**SET PROBLEM:**
Reproduce every one of the records below line for line, without changing anything, and leave out the pictures.

**INPUT MATERIAL:**
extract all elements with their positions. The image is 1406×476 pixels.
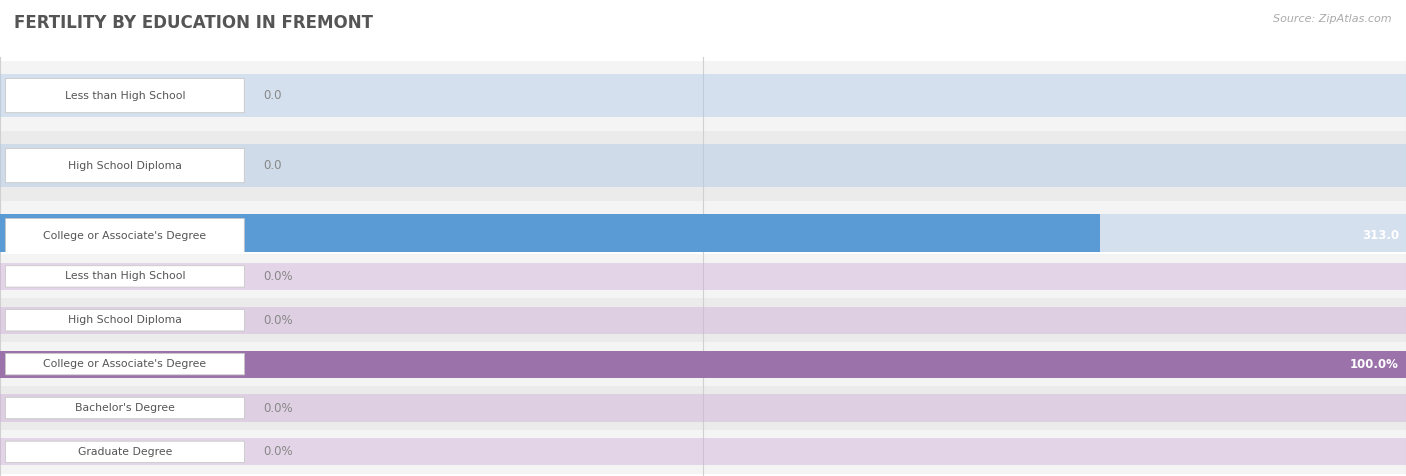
- Bar: [0, 214, 1406, 258]
- Text: College or Associate's Degree: College or Associate's Degree: [44, 359, 207, 369]
- Text: High School Diploma: High School Diploma: [67, 315, 181, 325]
- Text: Graduate Degree: Graduate Degree: [77, 447, 172, 457]
- FancyBboxPatch shape: [6, 309, 245, 331]
- FancyBboxPatch shape: [6, 149, 245, 183]
- Text: 0.0: 0.0: [263, 299, 281, 312]
- Text: 0.0%: 0.0%: [263, 314, 292, 327]
- FancyBboxPatch shape: [6, 79, 245, 113]
- Bar: [0, 298, 1406, 342]
- Bar: [0, 307, 1406, 334]
- Bar: [0, 255, 1406, 298]
- Text: 0.0: 0.0: [263, 369, 281, 382]
- Bar: [0, 130, 1406, 200]
- Text: Less than High School: Less than High School: [65, 271, 186, 281]
- Text: FERTILITY BY EDUCATION IN FREMONT: FERTILITY BY EDUCATION IN FREMONT: [14, 14, 373, 32]
- FancyBboxPatch shape: [6, 441, 245, 463]
- Bar: [0, 342, 1406, 386]
- Bar: [0, 350, 1406, 378]
- Bar: [0, 430, 1406, 474]
- Bar: [0, 74, 1406, 117]
- Text: College or Associate's Degree: College or Associate's Degree: [44, 230, 207, 241]
- Bar: [0, 144, 1406, 188]
- Bar: [0, 354, 1406, 397]
- FancyBboxPatch shape: [6, 358, 245, 393]
- Bar: [0, 350, 1406, 378]
- Text: 0.0%: 0.0%: [263, 402, 292, 415]
- Text: 100.0%: 100.0%: [1350, 357, 1399, 371]
- Bar: [0, 438, 1406, 466]
- Text: 0.0%: 0.0%: [263, 270, 292, 283]
- Bar: [0, 200, 1406, 271]
- Text: 0.0: 0.0: [263, 159, 281, 172]
- Bar: [0, 284, 1406, 327]
- Bar: [0, 386, 1406, 430]
- FancyBboxPatch shape: [6, 218, 245, 253]
- Text: Graduate Degree: Graduate Degree: [77, 371, 172, 381]
- Text: Source: ZipAtlas.com: Source: ZipAtlas.com: [1274, 14, 1392, 24]
- Text: Less than High School: Less than High School: [65, 90, 186, 100]
- FancyBboxPatch shape: [6, 397, 245, 419]
- FancyBboxPatch shape: [6, 354, 245, 375]
- FancyBboxPatch shape: [6, 266, 245, 287]
- Text: 0.0: 0.0: [263, 89, 281, 102]
- Text: Bachelor's Degree: Bachelor's Degree: [75, 301, 174, 311]
- Bar: [0, 395, 1406, 422]
- Bar: [0, 60, 1406, 130]
- FancyBboxPatch shape: [6, 288, 245, 323]
- Text: 313.0: 313.0: [1362, 229, 1399, 242]
- Bar: [0, 214, 1099, 258]
- Text: 0.0%: 0.0%: [263, 446, 292, 458]
- Bar: [0, 263, 1406, 290]
- Bar: [0, 341, 1406, 411]
- Text: High School Diploma: High School Diploma: [67, 160, 181, 170]
- Text: Bachelor's Degree: Bachelor's Degree: [75, 403, 174, 413]
- Bar: [0, 271, 1406, 341]
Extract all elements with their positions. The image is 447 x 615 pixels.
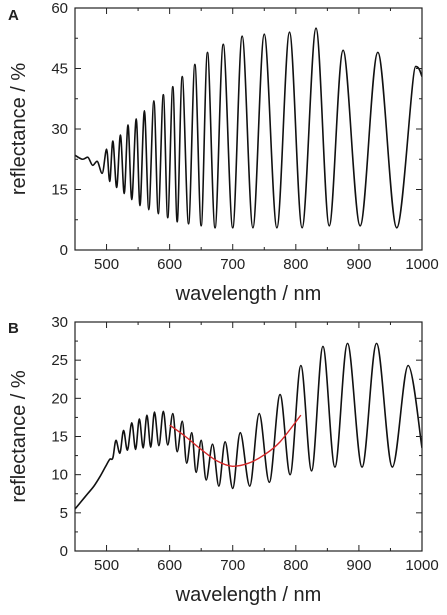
x-tick-label: 900 xyxy=(346,256,371,273)
red-fit-curve-b xyxy=(169,414,302,467)
y-tick-label: 10 xyxy=(51,467,68,484)
x-tick-label: 700 xyxy=(220,256,245,273)
y-tick-label: 15 xyxy=(51,182,68,199)
x-tick-label: 900 xyxy=(346,557,371,574)
y-tick-label: 60 xyxy=(51,0,68,17)
reflectance-curve-a xyxy=(75,27,422,229)
y-tick-label: 25 xyxy=(51,352,68,369)
x-tick-label: 600 xyxy=(157,256,182,273)
y-tick-label: 0 xyxy=(60,242,68,259)
x-axis-title: wavelength / nm xyxy=(175,283,322,305)
y-tick-label: 30 xyxy=(51,121,68,138)
panel-label: B xyxy=(8,320,19,337)
y-tick-label: 15 xyxy=(51,429,68,446)
y-axis-title: reflectance / % xyxy=(8,63,30,196)
y-tick-label: 0 xyxy=(60,543,68,560)
x-tick-label: 800 xyxy=(283,557,308,574)
panel-label: A xyxy=(8,7,19,24)
x-tick-label: 500 xyxy=(94,256,119,273)
y-axis-title: reflectance / % xyxy=(8,370,30,503)
x-tick-label: 500 xyxy=(94,557,119,574)
x-axis-title: wavelength / nm xyxy=(175,584,322,606)
x-tick-label: 700 xyxy=(220,557,245,574)
chart-panel-b: 500 600 700 800 900 1000 0 5 10 15 20 25 30 wavelengt… xyxy=(8,314,439,606)
chart-panel-a: 500 600 700 800 900 1000 0 15 30 45 60 wavelength /… xyxy=(8,0,439,305)
y-tick-label: 5 xyxy=(60,505,68,522)
y-tick-label: 30 xyxy=(51,314,68,331)
y-tick-label: 20 xyxy=(51,390,68,407)
x-tick-label: 600 xyxy=(157,557,182,574)
x-tick-label: 800 xyxy=(283,256,308,273)
reflectance-curve-b xyxy=(75,342,422,510)
x-tick-label: 1000 xyxy=(405,256,438,273)
x-tick-label: 1000 xyxy=(405,557,438,574)
plot-frame xyxy=(74,321,423,552)
y-tick-label: 45 xyxy=(51,61,68,78)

**SOLUTION TO THE PROBLEM:**
extract all elements with their positions. The image is 1406×476 pixels.
- Bar: [0, 214, 1406, 258]
- Text: College or Associate's Degree: College or Associate's Degree: [44, 359, 207, 369]
- Text: High School Diploma: High School Diploma: [67, 315, 181, 325]
- Text: Graduate Degree: Graduate Degree: [77, 447, 172, 457]
- FancyBboxPatch shape: [6, 309, 245, 331]
- FancyBboxPatch shape: [6, 149, 245, 183]
- Text: 0.0: 0.0: [263, 299, 281, 312]
- Text: 0.0%: 0.0%: [263, 314, 292, 327]
- FancyBboxPatch shape: [6, 79, 245, 113]
- Bar: [0, 298, 1406, 342]
- Bar: [0, 307, 1406, 334]
- Bar: [0, 255, 1406, 298]
- Text: 0.0: 0.0: [263, 369, 281, 382]
- Bar: [0, 130, 1406, 200]
- Text: Less than High School: Less than High School: [65, 271, 186, 281]
- Text: FERTILITY BY EDUCATION IN FREMONT: FERTILITY BY EDUCATION IN FREMONT: [14, 14, 373, 32]
- FancyBboxPatch shape: [6, 441, 245, 463]
- Bar: [0, 342, 1406, 386]
- Bar: [0, 350, 1406, 378]
- Bar: [0, 430, 1406, 474]
- Bar: [0, 74, 1406, 117]
- Text: College or Associate's Degree: College or Associate's Degree: [44, 230, 207, 241]
- Bar: [0, 144, 1406, 188]
- Bar: [0, 354, 1406, 397]
- FancyBboxPatch shape: [6, 358, 245, 393]
- Bar: [0, 350, 1406, 378]
- Text: 0.0%: 0.0%: [263, 402, 292, 415]
- Text: 100.0%: 100.0%: [1350, 357, 1399, 371]
- Bar: [0, 438, 1406, 466]
- Text: 0.0%: 0.0%: [263, 270, 292, 283]
- Bar: [0, 200, 1406, 271]
- Text: 0.0: 0.0: [263, 159, 281, 172]
- Bar: [0, 284, 1406, 327]
- Bar: [0, 386, 1406, 430]
- FancyBboxPatch shape: [6, 218, 245, 253]
- Text: Graduate Degree: Graduate Degree: [77, 371, 172, 381]
- Text: Source: ZipAtlas.com: Source: ZipAtlas.com: [1274, 14, 1392, 24]
- Text: Less than High School: Less than High School: [65, 90, 186, 100]
- FancyBboxPatch shape: [6, 397, 245, 419]
- FancyBboxPatch shape: [6, 354, 245, 375]
- FancyBboxPatch shape: [6, 266, 245, 287]
- Text: 0.0: 0.0: [263, 89, 281, 102]
- Text: Bachelor's Degree: Bachelor's Degree: [75, 301, 174, 311]
- Bar: [0, 395, 1406, 422]
- Bar: [0, 60, 1406, 130]
- FancyBboxPatch shape: [6, 288, 245, 323]
- Text: 313.0: 313.0: [1362, 229, 1399, 242]
- Bar: [0, 214, 1099, 258]
- Text: 0.0%: 0.0%: [263, 446, 292, 458]
- Bar: [0, 263, 1406, 290]
- Bar: [0, 341, 1406, 411]
- Text: High School Diploma: High School Diploma: [67, 160, 181, 170]
- Text: Bachelor's Degree: Bachelor's Degree: [75, 403, 174, 413]
- Bar: [0, 271, 1406, 341]
Extract all elements with their positions. The image is 447 x 615 pixels.
x-tick-label: 900 xyxy=(346,256,371,273)
red-fit-curve-b xyxy=(169,414,302,467)
y-tick-label: 10 xyxy=(51,467,68,484)
x-tick-label: 700 xyxy=(220,256,245,273)
y-tick-label: 15 xyxy=(51,182,68,199)
x-tick-label: 900 xyxy=(346,557,371,574)
y-tick-label: 60 xyxy=(51,0,68,17)
reflectance-curve-a xyxy=(75,27,422,229)
y-tick-label: 25 xyxy=(51,352,68,369)
x-tick-label: 600 xyxy=(157,256,182,273)
y-tick-label: 0 xyxy=(60,242,68,259)
x-axis-title: wavelength / nm xyxy=(175,283,322,305)
y-tick-label: 30 xyxy=(51,121,68,138)
panel-label: B xyxy=(8,320,19,337)
y-tick-label: 15 xyxy=(51,429,68,446)
y-axis-title: reflectance / % xyxy=(8,63,30,196)
y-tick-label: 0 xyxy=(60,543,68,560)
x-tick-label: 800 xyxy=(283,557,308,574)
panel-label: A xyxy=(8,7,19,24)
x-tick-label: 500 xyxy=(94,256,119,273)
y-axis-title: reflectance / % xyxy=(8,370,30,503)
x-tick-label: 500 xyxy=(94,557,119,574)
x-axis-title: wavelength / nm xyxy=(175,584,322,606)
x-tick-label: 700 xyxy=(220,557,245,574)
chart-panel-b: 500 600 700 800 900 1000 0 5 10 15 20 25 30 wavelengt… xyxy=(8,314,439,606)
chart-panel-a: 500 600 700 800 900 1000 0 15 30 45 60 wavelength /… xyxy=(8,0,439,305)
y-tick-label: 5 xyxy=(60,505,68,522)
y-tick-label: 30 xyxy=(51,314,68,331)
y-tick-label: 20 xyxy=(51,390,68,407)
x-tick-label: 600 xyxy=(157,557,182,574)
x-tick-label: 800 xyxy=(283,256,308,273)
reflectance-curve-b xyxy=(75,342,422,510)
x-tick-label: 1000 xyxy=(405,256,438,273)
x-tick-label: 1000 xyxy=(405,557,438,574)
plot-frame xyxy=(74,321,423,552)
y-tick-label: 45 xyxy=(51,61,68,78)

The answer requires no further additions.